** Start Exercise data **
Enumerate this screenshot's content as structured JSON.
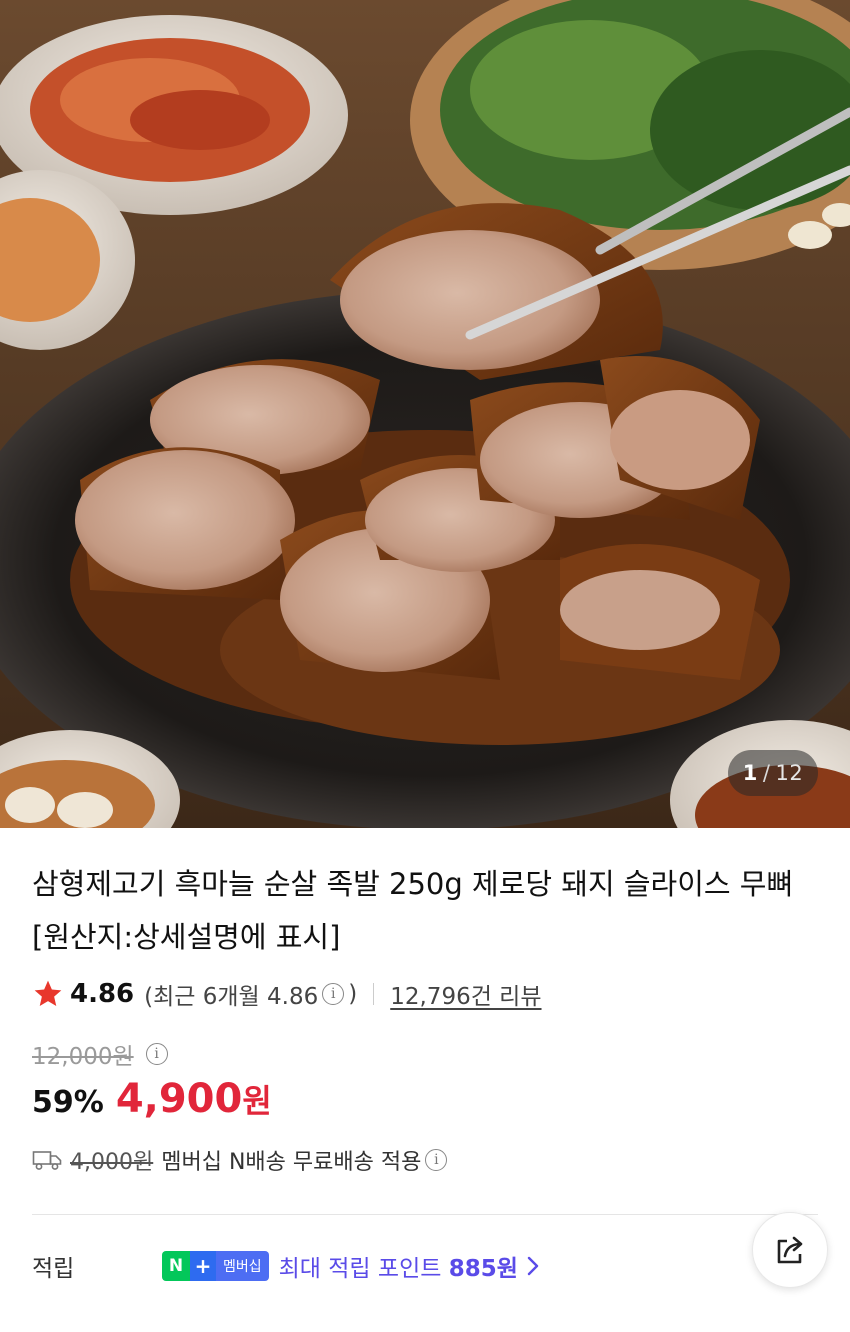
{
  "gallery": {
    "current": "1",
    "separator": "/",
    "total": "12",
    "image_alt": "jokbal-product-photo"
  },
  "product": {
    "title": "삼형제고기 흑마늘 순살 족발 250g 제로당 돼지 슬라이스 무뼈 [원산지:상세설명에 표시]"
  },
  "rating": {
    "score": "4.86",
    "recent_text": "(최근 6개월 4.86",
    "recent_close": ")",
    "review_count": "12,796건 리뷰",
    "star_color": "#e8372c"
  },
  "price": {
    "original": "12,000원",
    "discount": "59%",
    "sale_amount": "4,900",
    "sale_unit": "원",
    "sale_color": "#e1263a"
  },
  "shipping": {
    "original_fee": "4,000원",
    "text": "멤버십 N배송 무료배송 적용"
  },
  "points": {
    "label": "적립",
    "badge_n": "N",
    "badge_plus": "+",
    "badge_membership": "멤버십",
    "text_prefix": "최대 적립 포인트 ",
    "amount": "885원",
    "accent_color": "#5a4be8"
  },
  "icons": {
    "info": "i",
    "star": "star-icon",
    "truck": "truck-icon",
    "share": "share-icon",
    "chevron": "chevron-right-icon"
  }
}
** End Exercise data **
**What is expected:** Copy every record above exactly as written, but leave out the pictures.

**Task answer:**
Enumerate this screenshot's content as structured JSON.
{
  "gallery": {
    "current": "1",
    "separator": "/",
    "total": "12",
    "image_alt": "jokbal-product-photo"
  },
  "product": {
    "title": "삼형제고기 흑마늘 순살 족발 250g 제로당 돼지 슬라이스 무뼈 [원산지:상세설명에 표시]"
  },
  "rating": {
    "score": "4.86",
    "recent_text": "(최근 6개월 4.86",
    "recent_close": ")",
    "review_count": "12,796건 리뷰",
    "star_color": "#e8372c"
  },
  "price": {
    "original": "12,000원",
    "discount": "59%",
    "sale_amount": "4,900",
    "sale_unit": "원",
    "sale_color": "#e1263a"
  },
  "shipping": {
    "original_fee": "4,000원",
    "text": "멤버십 N배송 무료배송 적용"
  },
  "points": {
    "label": "적립",
    "badge_n": "N",
    "badge_plus": "+",
    "badge_membership": "멤버십",
    "text_prefix": "최대 적립 포인트 ",
    "amount": "885원",
    "accent_color": "#5a4be8"
  },
  "icons": {
    "info": "i",
    "star": "star-icon",
    "truck": "truck-icon",
    "share": "share-icon",
    "chevron": "chevron-right-icon"
  }
}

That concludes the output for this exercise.